◆ KETENTUAN TUGAS ◆
Ubahlah paragraf dalam teks tentang pendakian Gunung Arjuno yang diawali "Dari arah Surabaya kita naik bis" menjadi daftar poin singkat yang tetap memuat fakta-fakta utamanya.

◆ TEKS YANG DIBERIKAN ◆

________________

Puncak Gunung Arjuno anginnya sangat kencang dan suhunya antara 5 - 10 derajat. Di sini kita dapat menikmati panorama yang sangat indah terutama bila malam hari, kita dapat melihat ke bawah kota-kota seperti Surabaya, Malang, Batu, Pasuruan, serta Laut Jawa dengan kerlipan lampu-lampu kapal, juga Puncak Gunung Semeru dan semburan asapnya. Puncak Gunung Arjuno disebut juga dengan "Puncak Ogal-agil". Setelah berkemah di puncak, besok paginya kita dapat turun ke kota Lawang ke arah Timur dengan melewati hutan cemara, hutan tropis dan perdu, setelah itu kita akan melewati Perkebunan Teh Wonosari bagian Utara. Turun ke arah Lawang lebih dekat dan menyingkat waktu, daripada kembali ke arah Gunung Welirang/Tretes. Perjalanan turun ke arah Lawang kurang lebih 6 jam.
Jalur Timur, Lawang
Mendaki Gunung Arjuno dari kota Lawang merupakan awal pendakian yang praktis karena kota Lawang mudah sekali kita tempuh baik dari arah Surabaya maupun Malang, selain itu Puncak Gunung Arjuno dapat langsung kita capai dari arah ini.
Dari arah Surabaya kita naik bis jurusan Malang dan turun di Lawang (76 km). Bila kita dari Malang, maka kita naik dari Terminal Arjosari dengan menggunakan bis atau minibis menuju Lawang, jaraknya 18 km. Dari Lawang kita naik kendaraan umum (angkutan pedesaan) menuju desa Wonorejo sejauh 13 km. Pendakian ke puncak, dimulai dari desa ini menuju ke Perkebunan Teh Wonosari sejauh 3 km. Di sini kita melapor pada petugas PHPA dan juga meminta ijin pendakian, persediaan air kita persiapkan juga di desa terakhir ini.
Dari desa Wonosari terus berjalan dan melewati Perkebunan Teh Wonosari serta terus naik selama 3 - 4 jam perjalanan kita akan sampai di Oro-Oro Ombo yang merupakan tempat berkemah. Dari Oro-oro Ombo menuju ke puncak dibutuhkan waktu 6 - 7 jam perjalanan dengan melewati hutan lebat yang disebut Hutan Lali Jiwo. Dari sini kita akan melalui padang rumput yang jalannya menanjak dan curam sekali. Mendekati puncak, kita akan berjalan melewati batu-batu yang sangat banyak dan menyerupai taman yang sangat indah, setelah itu kita akan mencapai puncak Arjuno.

________________

(Data tata letak spasial)
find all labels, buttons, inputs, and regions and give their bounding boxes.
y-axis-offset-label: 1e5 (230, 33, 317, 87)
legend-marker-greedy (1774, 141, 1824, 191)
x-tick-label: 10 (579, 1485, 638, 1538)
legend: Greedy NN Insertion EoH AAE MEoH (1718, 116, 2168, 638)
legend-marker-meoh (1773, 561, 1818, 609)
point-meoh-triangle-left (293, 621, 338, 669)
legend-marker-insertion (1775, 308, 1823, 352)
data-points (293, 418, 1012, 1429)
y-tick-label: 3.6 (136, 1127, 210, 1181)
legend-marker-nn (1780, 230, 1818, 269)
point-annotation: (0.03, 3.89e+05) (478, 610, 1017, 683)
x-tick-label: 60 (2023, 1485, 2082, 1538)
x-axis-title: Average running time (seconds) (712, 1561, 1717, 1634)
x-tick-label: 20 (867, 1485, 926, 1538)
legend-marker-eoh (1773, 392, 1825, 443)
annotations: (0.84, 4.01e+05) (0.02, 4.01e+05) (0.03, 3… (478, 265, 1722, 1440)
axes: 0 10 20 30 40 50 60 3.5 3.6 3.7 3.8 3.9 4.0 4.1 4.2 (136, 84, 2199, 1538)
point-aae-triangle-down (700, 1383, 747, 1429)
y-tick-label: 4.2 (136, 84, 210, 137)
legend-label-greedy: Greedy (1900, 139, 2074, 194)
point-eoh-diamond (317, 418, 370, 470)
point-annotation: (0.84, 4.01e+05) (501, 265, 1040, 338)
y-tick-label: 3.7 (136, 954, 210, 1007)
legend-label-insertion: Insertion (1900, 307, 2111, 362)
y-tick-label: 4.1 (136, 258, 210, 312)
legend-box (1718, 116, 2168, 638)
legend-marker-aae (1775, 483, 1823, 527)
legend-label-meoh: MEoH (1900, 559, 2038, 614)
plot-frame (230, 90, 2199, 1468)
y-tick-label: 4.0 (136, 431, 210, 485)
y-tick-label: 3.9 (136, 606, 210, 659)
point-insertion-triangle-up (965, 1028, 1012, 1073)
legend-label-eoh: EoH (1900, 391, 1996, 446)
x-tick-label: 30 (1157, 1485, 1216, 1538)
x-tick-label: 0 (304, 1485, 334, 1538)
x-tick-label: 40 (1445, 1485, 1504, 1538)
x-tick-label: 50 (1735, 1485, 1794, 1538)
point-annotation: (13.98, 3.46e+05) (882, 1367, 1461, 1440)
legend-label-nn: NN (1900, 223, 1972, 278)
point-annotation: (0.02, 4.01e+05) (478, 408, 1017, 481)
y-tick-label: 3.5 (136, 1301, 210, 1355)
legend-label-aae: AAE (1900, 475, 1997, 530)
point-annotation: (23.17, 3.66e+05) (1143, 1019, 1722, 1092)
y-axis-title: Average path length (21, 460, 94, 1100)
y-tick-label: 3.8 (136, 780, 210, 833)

________________

◆ HASIL TUGAS ◆
- Dari Surabaya, naik bis jurusan Malang dan turun di Lawang (76 km).
- Dari Malang, naik bis atau minibis dari Terminal Arjosari ke Lawang (18 km).
- Dari Lawang, naik angkutan pedesaan ke desa Wonorejo (13 km).
- Pendakian dimulai dari desa Wonorejo menuju Perkebunan Teh Wonosari (3 km).
- Di sana pendaki melapor kepada petugas PHPA, meminta izin pendakian, dan menyiapkan persediaan air di desa terakhir tersebut.